[Dataset rows]
══════════════════════════════
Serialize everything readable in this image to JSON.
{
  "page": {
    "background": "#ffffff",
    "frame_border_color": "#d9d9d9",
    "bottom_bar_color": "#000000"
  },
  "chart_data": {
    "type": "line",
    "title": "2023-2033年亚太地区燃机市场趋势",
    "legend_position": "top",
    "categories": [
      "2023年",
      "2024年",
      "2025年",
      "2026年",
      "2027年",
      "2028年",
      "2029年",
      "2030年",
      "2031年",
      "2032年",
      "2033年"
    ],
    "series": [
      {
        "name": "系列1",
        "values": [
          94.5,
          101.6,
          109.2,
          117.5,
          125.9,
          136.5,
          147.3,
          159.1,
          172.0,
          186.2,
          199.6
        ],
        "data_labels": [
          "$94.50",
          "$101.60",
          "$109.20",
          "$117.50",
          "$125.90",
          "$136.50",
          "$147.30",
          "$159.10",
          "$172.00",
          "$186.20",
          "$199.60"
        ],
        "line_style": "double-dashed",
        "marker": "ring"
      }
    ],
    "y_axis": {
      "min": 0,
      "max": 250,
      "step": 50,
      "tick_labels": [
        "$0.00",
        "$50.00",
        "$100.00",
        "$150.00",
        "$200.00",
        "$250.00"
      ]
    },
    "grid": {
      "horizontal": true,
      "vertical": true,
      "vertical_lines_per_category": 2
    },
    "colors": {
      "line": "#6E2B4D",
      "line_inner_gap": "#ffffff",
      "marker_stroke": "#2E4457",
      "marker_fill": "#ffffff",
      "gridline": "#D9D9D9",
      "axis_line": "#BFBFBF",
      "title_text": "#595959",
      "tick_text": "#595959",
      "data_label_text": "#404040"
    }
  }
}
══════════════════════════════
* Aim of the task
Reproduce each line verbatim.

* Worked solution
Serialize everything readable in this image to JSON.
{
  "page": {
    "background": "#ffffff",
    "frame_border_color": "#d9d9d9",
    "bottom_bar_color": "#000000"
  },
  "chart_data": {
    "type": "line",
    "title": "2023-2033年亚太地区燃机市场趋势",
    "legend_position": "top",
    "categories": [
      "2023年",
      "2024年",
      "2025年",
      "2026年",
      "2027年",
      "2028年",
      "2029年",
      "2030年",
      "2031年",
      "2032年",
      "2033年"
    ],
    "series": [
      {
        "name": "系列1",
        "values": [
          94.5,
          101.6,
          109.2,
          117.5,
          125.9,
          136.5,
          147.3,
          159.1,
          172.0,
          186.2,
          199.6
        ],
        "data_labels": [
          "$94.50",
          "$101.60",
          "$109.20",
          "$117.50",
          "$125.90",
          "$136.50",
          "$147.30",
          "$159.10",
          "$172.00",
          "$186.20",
          "$199.60"
        ],
        "line_style": "double-dashed",
        "marker": "ring"
      }
    ],
    "y_axis": {
      "min": 0,
      "max": 250,
      "step": 50,
      "tick_labels": [
        "$0.00",
        "$50.00",
        "$100.00",
        "$150.00",
        "$200.00",
        "$250.00"
      ]
    },
    "grid": {
      "horizontal": true,
      "vertical": true,
      "vertical_lines_per_category": 2
    },
    "colors": {
      "line": "#6E2B4D",
      "line_inner_gap": "#ffffff",
      "marker_stroke": "#2E4457",
      "marker_fill": "#ffffff",
      "gridline": "#D9D9D9",
      "axis_line": "#BFBFBF",
      "title_text": "#595959",
      "tick_text": "#595959",
      "data_label_text": "#404040"
    }
  }
}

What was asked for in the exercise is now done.